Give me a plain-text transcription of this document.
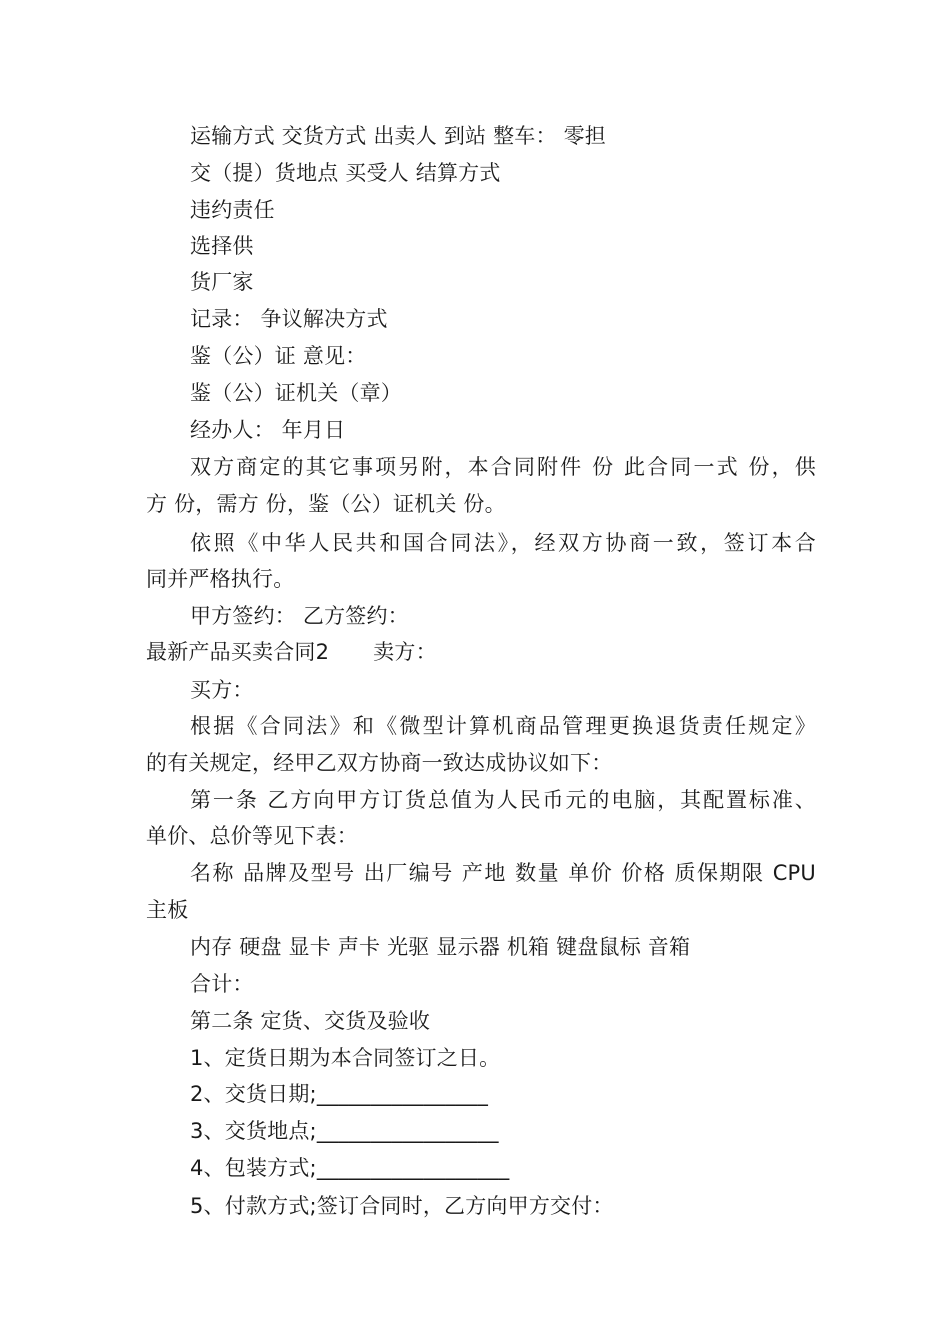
运输方式 交货方式 出卖人 到站 整车： 零担
交（提）货地点 买受人 结算方式
违约责任
选择供
货厂家
记录： 争议解决方式
鉴（公）证 意见：
鉴（公）证机关（章）
经办人： 年月日
双方商定的其它事项另附，本合同附件 份 此合同一式 份，供
方 份，需方 份，鉴（公）证机关 份。
依照《中华人民共和国合同法》，经双方协商一致，签订本合
同并严格执行。
甲方签约： 乙方签约：
最新产品买卖合同2 卖方：
买方：
根据《合同法》和《微型计算机商品管理更换退货责任规定》
的有关规定，经甲乙双方协商一致达成协议如下：
第一条 乙方向甲方订货总值为人民币元的电脑，其配置标准、
单价、总价等见下表：
名称 品牌及型号 出厂编号 产地 数量 单价 价格 质保期限 CPU
主板
内存 硬盘 显卡 声卡 光驱 显示器 机箱 键盘鼠标 音箱
合计：
第二条 定货、交货及验收
1、定货日期为本合同签订之日。
2、交货日期;________________
3、交货地点;_________________
4、包装方式;__________________
5、付款方式;签订合同时，乙方向甲方交付：
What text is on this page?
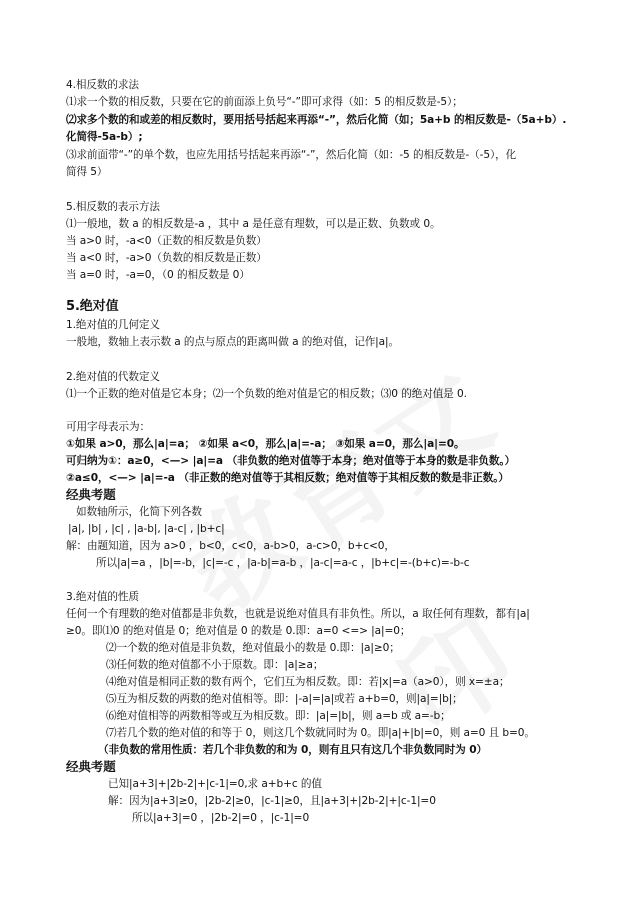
4.相反数的求法
⑴求一个数的相反数，只要在它的前面添上负号“-”即可求得（如：5 的相反数是-5）；
⑵求多个数的和或差的相反数时，要用括号括起来再添“-”，然后化简（如；5a+b 的相反数是-（5a+b）.
化简得-5a-b）;
⑶求前面带“-”的单个数，也应先用括号括起来再添“-”，然后化简（如：-5 的相反数是-（-5），化
简得 5）
5.相反数的表示方法
⑴一般地，数 a 的相反数是-a ，其中 a 是任意有理数，可以是正数、负数或 0。
当 a>0 时，-a<0（正数的相反数是负数）
当 a<0 时，-a>0（负数的相反数是正数）
当 a=0 时，-a=0，（0 的相反数是 0）
5.绝对值
1.绝对值的几何定义
一般地，数轴上表示数 a 的点与原点的距离叫做 a 的绝对值，记作|a|。
2.绝对值的代数定义
⑴一个正数的绝对值是它本身；⑵一个负数的绝对值是它的相反数；⑶0 的绝对值是 0.
可用字母表示为：
①如果 a>0，那么|a|=a； ②如果 a<0，那么|a|=-a； ③如果 a=0，那么|a|=0。
可归纳为①：a≥0，<—> |a|=a （非负数的绝对值等于本身；绝对值等于本身的数是非负数。）
②a≤0，<—> |a|=-a （非正数的绝对值等于其相反数；绝对值等于其相反数的数是非正数。）
经典考题
如数轴所示，化简下列各数
|a|, |b| , |c| , |a-b|, |a-c| , |b+c|
解：由题知道，因为 a>0 ，b<0，c<0，a-b>0，a-c>0，b+c<0，
所以|a|=a ，|b|=-b，|c|=-c ，|a-b|=a-b ，|a-c|=a-c ，|b+c|=-(b+c)=-b-c
3.绝对值的性质
任何一个有理数的绝对值都是非负数，也就是说绝对值具有非负性。所以，a 取任何有理数，都有|a|
≥0。即⑴0 的绝对值是 0；绝对值是 0 的数是 0.即：a=0 <=> |a|=0；
⑵一个数的绝对值是非负数，绝对值最小的数是 0.即：|a|≥0；
⑶任何数的绝对值都不小于原数。即：|a|≥a；
⑷绝对值是相同正数的数有两个，它们互为相反数。即：若|x|=a（a>0），则 x=±a；
⑸互为相反数的两数的绝对值相等。即：|-a|=|a|或若 a+b=0，则|a|=|b|；
⑹绝对值相等的两数相等或互为相反数。即：|a|=|b|，则 a=b 或 a=-b；
⑺若几个数的绝对值的和等于 0，则这几个数就同时为 0。即|a|+|b|=0，则 a=0 且 b=0。
（非负数的常用性质：若几个非负数的和为 0，则有且只有这几个非负数同时为 0）
经典考题
已知|a+3|+|2b-2|+|c-1|=0,求 a+b+c 的值
解：因为|a+3|≥0，|2b-2|≥0，|c-1|≥0，且|a+3|+|2b-2|+|c-1|=0
所以|a+3|=0 ，|2b-2|=0 ，|c-1|=0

▶ [What the task asks]: Will you restate every entry word for word and omit the images?

▶ [Output for this exercise]:
Give me a plain-text transcription of this document.
运输方式 交货方式 出卖人 到站 整车： 零担
交（提）货地点 买受人 结算方式
违约责任
选择供
货厂家
记录： 争议解决方式
鉴（公）证 意见：
鉴（公）证机关（章）
经办人： 年月日
双方商定的其它事项另附，本合同附件 份 此合同一式 份，供
方 份，需方 份，鉴（公）证机关 份。
依照《中华人民共和国合同法》，经双方协商一致，签订本合
同并严格执行。
甲方签约： 乙方签约：
最新产品买卖合同2 卖方：
买方：
根据《合同法》和《微型计算机商品管理更换退货责任规定》
的有关规定，经甲乙双方协商一致达成协议如下：
第一条 乙方向甲方订货总值为人民币元的电脑，其配置标准、
单价、总价等见下表：
名称 品牌及型号 出厂编号 产地 数量 单价 价格 质保期限 CPU
主板
内存 硬盘 显卡 声卡 光驱 显示器 机箱 键盘鼠标 音箱
合计：
第二条 定货、交货及验收
1、定货日期为本合同签订之日。
2、交货日期;________________
3、交货地点;_________________
4、包装方式;__________________
5、付款方式;签订合同时，乙方向甲方交付：
What text is on this page?
4.相反数的求法
⑴求一个数的相反数，只要在它的前面添上负号“-”即可求得（如：5 的相反数是-5）；
⑵求多个数的和或差的相反数时，要用括号括起来再添“-”，然后化简（如；5a+b 的相反数是-（5a+b）.
化简得-5a-b）;
⑶求前面带“-”的单个数，也应先用括号括起来再添“-”，然后化简（如：-5 的相反数是-（-5），化
简得 5）
5.相反数的表示方法
⑴一般地，数 a 的相反数是-a ，其中 a 是任意有理数，可以是正数、负数或 0。
当 a>0 时，-a<0（正数的相反数是负数）
当 a<0 时，-a>0（负数的相反数是正数）
当 a=0 时，-a=0，（0 的相反数是 0）
5.绝对值
1.绝对值的几何定义
一般地，数轴上表示数 a 的点与原点的距离叫做 a 的绝对值，记作|a|。
2.绝对值的代数定义
⑴一个正数的绝对值是它本身；⑵一个负数的绝对值是它的相反数；⑶0 的绝对值是 0.
可用字母表示为：
①如果 a>0，那么|a|=a； ②如果 a<0，那么|a|=-a； ③如果 a=0，那么|a|=0。
可归纳为①：a≥0，<—> |a|=a （非负数的绝对值等于本身；绝对值等于本身的数是非负数。）
②a≤0，<—> |a|=-a （非正数的绝对值等于其相反数；绝对值等于其相反数的数是非正数。）
经典考题
如数轴所示，化简下列各数
|a|, |b| , |c| , |a-b|, |a-c| , |b+c|
解：由题知道，因为 a>0 ，b<0，c<0，a-b>0，a-c>0，b+c<0，
所以|a|=a ，|b|=-b，|c|=-c ，|a-b|=a-b ，|a-c|=a-c ，|b+c|=-(b+c)=-b-c
3.绝对值的性质
任何一个有理数的绝对值都是非负数，也就是说绝对值具有非负性。所以，a 取任何有理数，都有|a|
≥0。即⑴0 的绝对值是 0；绝对值是 0 的数是 0.即：a=0 <=> |a|=0；
⑵一个数的绝对值是非负数，绝对值最小的数是 0.即：|a|≥0；
⑶任何数的绝对值都不小于原数。即：|a|≥a；
⑷绝对值是相同正数的数有两个，它们互为相反数。即：若|x|=a（a>0），则 x=±a；
⑸互为相反数的两数的绝对值相等。即：|-a|=|a|或若 a+b=0，则|a|=|b|；
⑹绝对值相等的两数相等或互为相反数。即：|a|=|b|，则 a=b 或 a=-b；
⑺若几个数的绝对值的和等于 0，则这几个数就同时为 0。即|a|+|b|=0，则 a=0 且 b=0。
（非负数的常用性质：若几个非负数的和为 0，则有且只有这几个非负数同时为 0）
经典考题
已知|a+3|+|2b-2|+|c-1|=0,求 a+b+c 的值
解：因为|a+3|≥0，|2b-2|≥0，|c-1|≥0，且|a+3|+|2b-2|+|c-1|=0
所以|a+3|=0 ，|2b-2|=0 ，|c-1|=0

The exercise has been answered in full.